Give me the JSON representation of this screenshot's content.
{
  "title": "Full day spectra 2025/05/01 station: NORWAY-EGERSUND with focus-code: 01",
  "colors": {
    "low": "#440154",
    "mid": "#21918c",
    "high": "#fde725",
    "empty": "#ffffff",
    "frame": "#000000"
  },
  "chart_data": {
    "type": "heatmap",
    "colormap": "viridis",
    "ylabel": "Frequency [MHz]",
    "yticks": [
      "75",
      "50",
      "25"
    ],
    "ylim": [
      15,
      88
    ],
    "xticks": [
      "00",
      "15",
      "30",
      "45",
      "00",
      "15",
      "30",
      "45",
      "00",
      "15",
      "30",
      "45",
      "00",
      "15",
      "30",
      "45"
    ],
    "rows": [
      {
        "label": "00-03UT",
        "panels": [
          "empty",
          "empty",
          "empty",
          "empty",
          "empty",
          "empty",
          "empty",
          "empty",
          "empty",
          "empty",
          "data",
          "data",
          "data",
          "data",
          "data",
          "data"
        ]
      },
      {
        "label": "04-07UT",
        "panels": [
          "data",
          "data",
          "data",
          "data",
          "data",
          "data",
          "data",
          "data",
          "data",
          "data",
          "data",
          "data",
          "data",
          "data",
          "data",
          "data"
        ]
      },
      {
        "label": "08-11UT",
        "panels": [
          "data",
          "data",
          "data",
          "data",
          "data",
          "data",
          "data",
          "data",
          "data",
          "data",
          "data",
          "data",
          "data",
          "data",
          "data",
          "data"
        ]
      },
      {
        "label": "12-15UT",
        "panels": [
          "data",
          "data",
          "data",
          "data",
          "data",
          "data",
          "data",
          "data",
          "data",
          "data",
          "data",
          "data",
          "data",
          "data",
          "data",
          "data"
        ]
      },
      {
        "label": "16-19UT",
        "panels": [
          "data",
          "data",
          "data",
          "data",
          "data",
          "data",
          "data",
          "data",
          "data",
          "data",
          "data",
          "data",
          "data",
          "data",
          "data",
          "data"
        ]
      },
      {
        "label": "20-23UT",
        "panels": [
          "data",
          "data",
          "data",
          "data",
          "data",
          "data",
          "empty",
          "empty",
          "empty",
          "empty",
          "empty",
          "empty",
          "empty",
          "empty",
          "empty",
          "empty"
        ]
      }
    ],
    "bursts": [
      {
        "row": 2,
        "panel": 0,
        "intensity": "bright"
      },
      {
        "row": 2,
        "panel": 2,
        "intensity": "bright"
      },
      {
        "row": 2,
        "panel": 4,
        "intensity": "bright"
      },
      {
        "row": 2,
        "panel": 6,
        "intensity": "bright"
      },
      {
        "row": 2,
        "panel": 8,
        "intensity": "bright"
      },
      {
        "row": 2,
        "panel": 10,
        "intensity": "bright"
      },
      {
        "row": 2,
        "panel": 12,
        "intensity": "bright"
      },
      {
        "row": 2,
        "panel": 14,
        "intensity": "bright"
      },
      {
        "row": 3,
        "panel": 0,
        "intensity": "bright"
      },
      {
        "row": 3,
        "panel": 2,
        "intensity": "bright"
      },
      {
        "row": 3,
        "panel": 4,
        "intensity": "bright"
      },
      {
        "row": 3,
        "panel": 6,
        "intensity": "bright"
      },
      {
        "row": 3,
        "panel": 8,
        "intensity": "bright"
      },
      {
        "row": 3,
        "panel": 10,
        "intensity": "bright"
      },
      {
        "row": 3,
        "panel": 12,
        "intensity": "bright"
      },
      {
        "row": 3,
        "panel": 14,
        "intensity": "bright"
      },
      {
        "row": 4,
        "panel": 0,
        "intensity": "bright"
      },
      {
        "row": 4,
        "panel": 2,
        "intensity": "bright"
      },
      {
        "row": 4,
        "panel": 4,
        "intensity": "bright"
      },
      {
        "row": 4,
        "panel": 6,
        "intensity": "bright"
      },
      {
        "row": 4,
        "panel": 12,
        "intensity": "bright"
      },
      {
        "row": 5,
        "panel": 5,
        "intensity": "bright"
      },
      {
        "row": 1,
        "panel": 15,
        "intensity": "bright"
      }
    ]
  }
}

* **THE REQUEST**:
Extract the full listing above without alteration.

* **WRITTEN RESPONSE**:
Give me the JSON representation of this screenshot's content.
{
  "title": "Full day spectra 2025/05/01 station: NORWAY-EGERSUND with focus-code: 01",
  "colors": {
    "low": "#440154",
    "mid": "#21918c",
    "high": "#fde725",
    "empty": "#ffffff",
    "frame": "#000000"
  },
  "chart_data": {
    "type": "heatmap",
    "colormap": "viridis",
    "ylabel": "Frequency [MHz]",
    "yticks": [
      "75",
      "50",
      "25"
    ],
    "ylim": [
      15,
      88
    ],
    "xticks": [
      "00",
      "15",
      "30",
      "45",
      "00",
      "15",
      "30",
      "45",
      "00",
      "15",
      "30",
      "45",
      "00",
      "15",
      "30",
      "45"
    ],
    "rows": [
      {
        "label": "00-03UT",
        "panels": [
          "empty",
          "empty",
          "empty",
          "empty",
          "empty",
          "empty",
          "empty",
          "empty",
          "empty",
          "empty",
          "data",
          "data",
          "data",
          "data",
          "data",
          "data"
        ]
      },
      {
        "label": "04-07UT",
        "panels": [
          "data",
          "data",
          "data",
          "data",
          "data",
          "data",
          "data",
          "data",
          "data",
          "data",
          "data",
          "data",
          "data",
          "data",
          "data",
          "data"
        ]
      },
      {
        "label": "08-11UT",
        "panels": [
          "data",
          "data",
          "data",
          "data",
          "data",
          "data",
          "data",
          "data",
          "data",
          "data",
          "data",
          "data",
          "data",
          "data",
          "data",
          "data"
        ]
      },
      {
        "label": "12-15UT",
        "panels": [
          "data",
          "data",
          "data",
          "data",
          "data",
          "data",
          "data",
          "data",
          "data",
          "data",
          "data",
          "data",
          "data",
          "data",
          "data",
          "data"
        ]
      },
      {
        "label": "16-19UT",
        "panels": [
          "data",
          "data",
          "data",
          "data",
          "data",
          "data",
          "data",
          "data",
          "data",
          "data",
          "data",
          "data",
          "data",
          "data",
          "data",
          "data"
        ]
      },
      {
        "label": "20-23UT",
        "panels": [
          "data",
          "data",
          "data",
          "data",
          "data",
          "data",
          "empty",
          "empty",
          "empty",
          "empty",
          "empty",
          "empty",
          "empty",
          "empty",
          "empty",
          "empty"
        ]
      }
    ],
    "bursts": [
      {
        "row": 2,
        "panel": 0,
        "intensity": "bright"
      },
      {
        "row": 2,
        "panel": 2,
        "intensity": "bright"
      },
      {
        "row": 2,
        "panel": 4,
        "intensity": "bright"
      },
      {
        "row": 2,
        "panel": 6,
        "intensity": "bright"
      },
      {
        "row": 2,
        "panel": 8,
        "intensity": "bright"
      },
      {
        "row": 2,
        "panel": 10,
        "intensity": "bright"
      },
      {
        "row": 2,
        "panel": 12,
        "intensity": "bright"
      },
      {
        "row": 2,
        "panel": 14,
        "intensity": "bright"
      },
      {
        "row": 3,
        "panel": 0,
        "intensity": "bright"
      },
      {
        "row": 3,
        "panel": 2,
        "intensity": "bright"
      },
      {
        "row": 3,
        "panel": 4,
        "intensity": "bright"
      },
      {
        "row": 3,
        "panel": 6,
        "intensity": "bright"
      },
      {
        "row": 3,
        "panel": 8,
        "intensity": "bright"
      },
      {
        "row": 3,
        "panel": 10,
        "intensity": "bright"
      },
      {
        "row": 3,
        "panel": 12,
        "intensity": "bright"
      },
      {
        "row": 3,
        "panel": 14,
        "intensity": "bright"
      },
      {
        "row": 4,
        "panel": 0,
        "intensity": "bright"
      },
      {
        "row": 4,
        "panel": 2,
        "intensity": "bright"
      },
      {
        "row": 4,
        "panel": 4,
        "intensity": "bright"
      },
      {
        "row": 4,
        "panel": 6,
        "intensity": "bright"
      },
      {
        "row": 4,
        "panel": 12,
        "intensity": "bright"
      },
      {
        "row": 5,
        "panel": 5,
        "intensity": "bright"
      },
      {
        "row": 1,
        "panel": 15,
        "intensity": "bright"
      }
    ]
  }
}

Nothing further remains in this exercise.